(Records from a collection of figures)
— START —

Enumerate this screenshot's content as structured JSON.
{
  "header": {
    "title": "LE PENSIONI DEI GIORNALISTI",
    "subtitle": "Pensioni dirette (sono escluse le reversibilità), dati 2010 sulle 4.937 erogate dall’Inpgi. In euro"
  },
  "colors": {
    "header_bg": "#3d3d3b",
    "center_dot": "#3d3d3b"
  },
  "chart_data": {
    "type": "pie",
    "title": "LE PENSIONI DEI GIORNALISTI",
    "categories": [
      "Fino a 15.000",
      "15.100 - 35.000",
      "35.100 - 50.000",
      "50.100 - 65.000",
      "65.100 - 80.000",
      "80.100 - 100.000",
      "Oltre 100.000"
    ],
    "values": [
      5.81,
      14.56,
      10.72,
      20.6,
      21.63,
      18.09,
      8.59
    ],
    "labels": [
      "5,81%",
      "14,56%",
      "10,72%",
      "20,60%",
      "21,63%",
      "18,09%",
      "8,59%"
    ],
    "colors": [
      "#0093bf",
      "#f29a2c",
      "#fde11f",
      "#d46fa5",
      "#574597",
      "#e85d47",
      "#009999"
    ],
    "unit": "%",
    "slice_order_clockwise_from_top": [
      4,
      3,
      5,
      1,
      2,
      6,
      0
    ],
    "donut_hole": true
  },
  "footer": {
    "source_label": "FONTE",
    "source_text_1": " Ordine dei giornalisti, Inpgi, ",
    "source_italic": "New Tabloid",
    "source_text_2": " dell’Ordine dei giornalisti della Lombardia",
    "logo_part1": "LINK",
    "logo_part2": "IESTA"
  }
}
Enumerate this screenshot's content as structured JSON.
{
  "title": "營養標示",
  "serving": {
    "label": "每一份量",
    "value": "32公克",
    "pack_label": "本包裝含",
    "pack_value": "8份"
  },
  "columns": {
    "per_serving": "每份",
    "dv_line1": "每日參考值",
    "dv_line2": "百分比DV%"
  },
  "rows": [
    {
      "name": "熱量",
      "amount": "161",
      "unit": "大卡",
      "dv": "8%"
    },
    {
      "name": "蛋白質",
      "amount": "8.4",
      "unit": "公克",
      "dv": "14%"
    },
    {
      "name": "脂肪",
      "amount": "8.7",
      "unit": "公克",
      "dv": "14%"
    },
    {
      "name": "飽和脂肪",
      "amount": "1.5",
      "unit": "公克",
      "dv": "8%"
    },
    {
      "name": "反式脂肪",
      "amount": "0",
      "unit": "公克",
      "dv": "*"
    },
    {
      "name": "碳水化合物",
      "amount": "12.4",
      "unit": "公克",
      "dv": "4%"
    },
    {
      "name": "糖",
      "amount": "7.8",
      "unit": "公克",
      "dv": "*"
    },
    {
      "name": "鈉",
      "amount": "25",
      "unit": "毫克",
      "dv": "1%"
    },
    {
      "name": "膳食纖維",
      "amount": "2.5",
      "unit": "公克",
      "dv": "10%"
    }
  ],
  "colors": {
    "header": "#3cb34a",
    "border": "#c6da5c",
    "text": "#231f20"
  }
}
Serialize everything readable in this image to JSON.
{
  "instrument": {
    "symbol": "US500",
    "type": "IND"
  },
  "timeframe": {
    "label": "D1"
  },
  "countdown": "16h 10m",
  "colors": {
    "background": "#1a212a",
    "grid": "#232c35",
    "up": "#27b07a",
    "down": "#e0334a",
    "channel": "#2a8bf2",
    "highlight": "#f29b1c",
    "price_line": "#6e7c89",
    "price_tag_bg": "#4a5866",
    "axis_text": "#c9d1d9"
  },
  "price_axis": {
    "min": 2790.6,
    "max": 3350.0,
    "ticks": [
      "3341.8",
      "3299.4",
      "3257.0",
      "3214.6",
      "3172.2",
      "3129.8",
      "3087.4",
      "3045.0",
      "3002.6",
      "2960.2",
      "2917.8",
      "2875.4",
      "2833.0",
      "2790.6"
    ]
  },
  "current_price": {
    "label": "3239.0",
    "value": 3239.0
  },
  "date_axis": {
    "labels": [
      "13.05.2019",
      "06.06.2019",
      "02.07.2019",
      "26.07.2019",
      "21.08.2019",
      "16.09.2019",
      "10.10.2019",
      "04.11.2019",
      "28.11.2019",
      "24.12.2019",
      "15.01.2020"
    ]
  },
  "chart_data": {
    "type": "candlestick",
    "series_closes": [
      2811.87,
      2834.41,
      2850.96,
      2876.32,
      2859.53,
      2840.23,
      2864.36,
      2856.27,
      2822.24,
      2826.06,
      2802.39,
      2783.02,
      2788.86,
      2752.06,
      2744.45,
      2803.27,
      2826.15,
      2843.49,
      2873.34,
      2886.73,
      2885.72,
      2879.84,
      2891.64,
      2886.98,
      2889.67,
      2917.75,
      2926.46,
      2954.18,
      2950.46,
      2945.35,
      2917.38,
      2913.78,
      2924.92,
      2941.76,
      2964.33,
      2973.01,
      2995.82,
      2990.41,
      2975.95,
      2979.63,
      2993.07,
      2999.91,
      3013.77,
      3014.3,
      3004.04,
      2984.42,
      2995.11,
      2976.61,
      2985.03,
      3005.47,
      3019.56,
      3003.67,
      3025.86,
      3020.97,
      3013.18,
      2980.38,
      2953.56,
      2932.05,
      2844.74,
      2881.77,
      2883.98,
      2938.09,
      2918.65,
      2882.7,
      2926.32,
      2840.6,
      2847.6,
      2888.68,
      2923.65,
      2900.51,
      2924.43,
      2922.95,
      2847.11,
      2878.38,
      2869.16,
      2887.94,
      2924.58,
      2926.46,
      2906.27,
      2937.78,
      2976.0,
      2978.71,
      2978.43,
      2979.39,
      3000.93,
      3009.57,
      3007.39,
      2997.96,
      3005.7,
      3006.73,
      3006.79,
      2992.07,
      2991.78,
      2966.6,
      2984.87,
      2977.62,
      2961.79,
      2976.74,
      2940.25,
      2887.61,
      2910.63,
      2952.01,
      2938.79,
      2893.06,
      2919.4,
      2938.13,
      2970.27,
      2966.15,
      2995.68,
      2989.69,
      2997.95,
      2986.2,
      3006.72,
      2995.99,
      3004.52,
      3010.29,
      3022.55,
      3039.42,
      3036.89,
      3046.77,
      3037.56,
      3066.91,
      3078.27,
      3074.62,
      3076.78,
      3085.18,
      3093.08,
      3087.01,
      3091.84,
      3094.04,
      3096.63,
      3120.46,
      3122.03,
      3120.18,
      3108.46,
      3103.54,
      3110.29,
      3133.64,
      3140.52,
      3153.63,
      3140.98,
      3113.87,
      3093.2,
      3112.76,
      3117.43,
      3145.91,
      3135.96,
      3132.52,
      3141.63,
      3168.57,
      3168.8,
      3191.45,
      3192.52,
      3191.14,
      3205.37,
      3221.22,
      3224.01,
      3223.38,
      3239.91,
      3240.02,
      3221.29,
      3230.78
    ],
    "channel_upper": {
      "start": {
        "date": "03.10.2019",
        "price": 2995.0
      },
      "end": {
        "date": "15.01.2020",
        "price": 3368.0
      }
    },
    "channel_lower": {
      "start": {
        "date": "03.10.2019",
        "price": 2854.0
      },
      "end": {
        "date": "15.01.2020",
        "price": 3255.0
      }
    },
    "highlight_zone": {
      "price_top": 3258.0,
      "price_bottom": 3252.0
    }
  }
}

— END —

Objective - Each entry must be reproduced verbatim.

Solution for this task -
Enumerate this screenshot's content as structured JSON.
{
  "header": {
    "title": "LE PENSIONI DEI GIORNALISTI",
    "subtitle": "Pensioni dirette (sono escluse le reversibilità), dati 2010 sulle 4.937 erogate dall’Inpgi. In euro"
  },
  "colors": {
    "header_bg": "#3d3d3b",
    "center_dot": "#3d3d3b"
  },
  "chart_data": {
    "type": "pie",
    "title": "LE PENSIONI DEI GIORNALISTI",
    "categories": [
      "Fino a 15.000",
      "15.100 - 35.000",
      "35.100 - 50.000",
      "50.100 - 65.000",
      "65.100 - 80.000",
      "80.100 - 100.000",
      "Oltre 100.000"
    ],
    "values": [
      5.81,
      14.56,
      10.72,
      20.6,
      21.63,
      18.09,
      8.59
    ],
    "labels": [
      "5,81%",
      "14,56%",
      "10,72%",
      "20,60%",
      "21,63%",
      "18,09%",
      "8,59%"
    ],
    "colors": [
      "#0093bf",
      "#f29a2c",
      "#fde11f",
      "#d46fa5",
      "#574597",
      "#e85d47",
      "#009999"
    ],
    "unit": "%",
    "slice_order_clockwise_from_top": [
      4,
      3,
      5,
      1,
      2,
      6,
      0
    ],
    "donut_hole": true
  },
  "footer": {
    "source_label": "FONTE",
    "source_text_1": " Ordine dei giornalisti, Inpgi, ",
    "source_italic": "New Tabloid",
    "source_text_2": " dell’Ordine dei giornalisti della Lombardia",
    "logo_part1": "LINK",
    "logo_part2": "IESTA"
  }
}
Enumerate this screenshot's content as structured JSON.
{
  "title": "營養標示",
  "serving": {
    "label": "每一份量",
    "value": "32公克",
    "pack_label": "本包裝含",
    "pack_value": "8份"
  },
  "columns": {
    "per_serving": "每份",
    "dv_line1": "每日參考值",
    "dv_line2": "百分比DV%"
  },
  "rows": [
    {
      "name": "熱量",
      "amount": "161",
      "unit": "大卡",
      "dv": "8%"
    },
    {
      "name": "蛋白質",
      "amount": "8.4",
      "unit": "公克",
      "dv": "14%"
    },
    {
      "name": "脂肪",
      "amount": "8.7",
      "unit": "公克",
      "dv": "14%"
    },
    {
      "name": "飽和脂肪",
      "amount": "1.5",
      "unit": "公克",
      "dv": "8%"
    },
    {
      "name": "反式脂肪",
      "amount": "0",
      "unit": "公克",
      "dv": "*"
    },
    {
      "name": "碳水化合物",
      "amount": "12.4",
      "unit": "公克",
      "dv": "4%"
    },
    {
      "name": "糖",
      "amount": "7.8",
      "unit": "公克",
      "dv": "*"
    },
    {
      "name": "鈉",
      "amount": "25",
      "unit": "毫克",
      "dv": "1%"
    },
    {
      "name": "膳食纖維",
      "amount": "2.5",
      "unit": "公克",
      "dv": "10%"
    }
  ],
  "colors": {
    "header": "#3cb34a",
    "border": "#c6da5c",
    "text": "#231f20"
  }
}
Serialize everything readable in this image to JSON.
{
  "instrument": {
    "symbol": "US500",
    "type": "IND"
  },
  "timeframe": {
    "label": "D1"
  },
  "countdown": "16h 10m",
  "colors": {
    "background": "#1a212a",
    "grid": "#232c35",
    "up": "#27b07a",
    "down": "#e0334a",
    "channel": "#2a8bf2",
    "highlight": "#f29b1c",
    "price_line": "#6e7c89",
    "price_tag_bg": "#4a5866",
    "axis_text": "#c9d1d9"
  },
  "price_axis": {
    "min": 2790.6,
    "max": 3350.0,
    "ticks": [
      "3341.8",
      "3299.4",
      "3257.0",
      "3214.6",
      "3172.2",
      "3129.8",
      "3087.4",
      "3045.0",
      "3002.6",
      "2960.2",
      "2917.8",
      "2875.4",
      "2833.0",
      "2790.6"
    ]
  },
  "current_price": {
    "label": "3239.0",
    "value": 3239.0
  },
  "date_axis": {
    "labels": [
      "13.05.2019",
      "06.06.2019",
      "02.07.2019",
      "26.07.2019",
      "21.08.2019",
      "16.09.2019",
      "10.10.2019",
      "04.11.2019",
      "28.11.2019",
      "24.12.2019",
      "15.01.2020"
    ]
  },
  "chart_data": {
    "type": "candlestick",
    "series_closes": [
      2811.87,
      2834.41,
      2850.96,
      2876.32,
      2859.53,
      2840.23,
      2864.36,
      2856.27,
      2822.24,
      2826.06,
      2802.39,
      2783.02,
      2788.86,
      2752.06,
      2744.45,
      2803.27,
      2826.15,
      2843.49,
      2873.34,
      2886.73,
      2885.72,
      2879.84,
      2891.64,
      2886.98,
      2889.67,
      2917.75,
      2926.46,
      2954.18,
      2950.46,
      2945.35,
      2917.38,
      2913.78,
      2924.92,
      2941.76,
      2964.33,
      2973.01,
      2995.82,
      2990.41,
      2975.95,
      2979.63,
      2993.07,
      2999.91,
      3013.77,
      3014.3,
      3004.04,
      2984.42,
      2995.11,
      2976.61,
      2985.03,
      3005.47,
      3019.56,
      3003.67,
      3025.86,
      3020.97,
      3013.18,
      2980.38,
      2953.56,
      2932.05,
      2844.74,
      2881.77,
      2883.98,
      2938.09,
      2918.65,
      2882.7,
      2926.32,
      2840.6,
      2847.6,
      2888.68,
      2923.65,
      2900.51,
      2924.43,
      2922.95,
      2847.11,
      2878.38,
      2869.16,
      2887.94,
      2924.58,
      2926.46,
      2906.27,
      2937.78,
      2976.0,
      2978.71,
      2978.43,
      2979.39,
      3000.93,
      3009.57,
      3007.39,
      2997.96,
      3005.7,
      3006.73,
      3006.79,
      2992.07,
      2991.78,
      2966.6,
      2984.87,
      2977.62,
      2961.79,
      2976.74,
      2940.25,
      2887.61,
      2910.63,
      2952.01,
      2938.79,
      2893.06,
      2919.4,
      2938.13,
      2970.27,
      2966.15,
      2995.68,
      2989.69,
      2997.95,
      2986.2,
      3006.72,
      2995.99,
      3004.52,
      3010.29,
      3022.55,
      3039.42,
      3036.89,
      3046.77,
      3037.56,
      3066.91,
      3078.27,
      3074.62,
      3076.78,
      3085.18,
      3093.08,
      3087.01,
      3091.84,
      3094.04,
      3096.63,
      3120.46,
      3122.03,
      3120.18,
      3108.46,
      3103.54,
      3110.29,
      3133.64,
      3140.52,
      3153.63,
      3140.98,
      3113.87,
      3093.2,
      3112.76,
      3117.43,
      3145.91,
      3135.96,
      3132.52,
      3141.63,
      3168.57,
      3168.8,
      3191.45,
      3192.52,
      3191.14,
      3205.37,
      3221.22,
      3224.01,
      3223.38,
      3239.91,
      3240.02,
      3221.29,
      3230.78
    ],
    "channel_upper": {
      "start": {
        "date": "03.10.2019",
        "price": 2995.0
      },
      "end": {
        "date": "15.01.2020",
        "price": 3368.0
      }
    },
    "channel_lower": {
      "start": {
        "date": "03.10.2019",
        "price": 2854.0
      },
      "end": {
        "date": "15.01.2020",
        "price": 3255.0
      }
    },
    "highlight_zone": {
      "price_top": 3258.0,
      "price_bottom": 3252.0
    }
  }
}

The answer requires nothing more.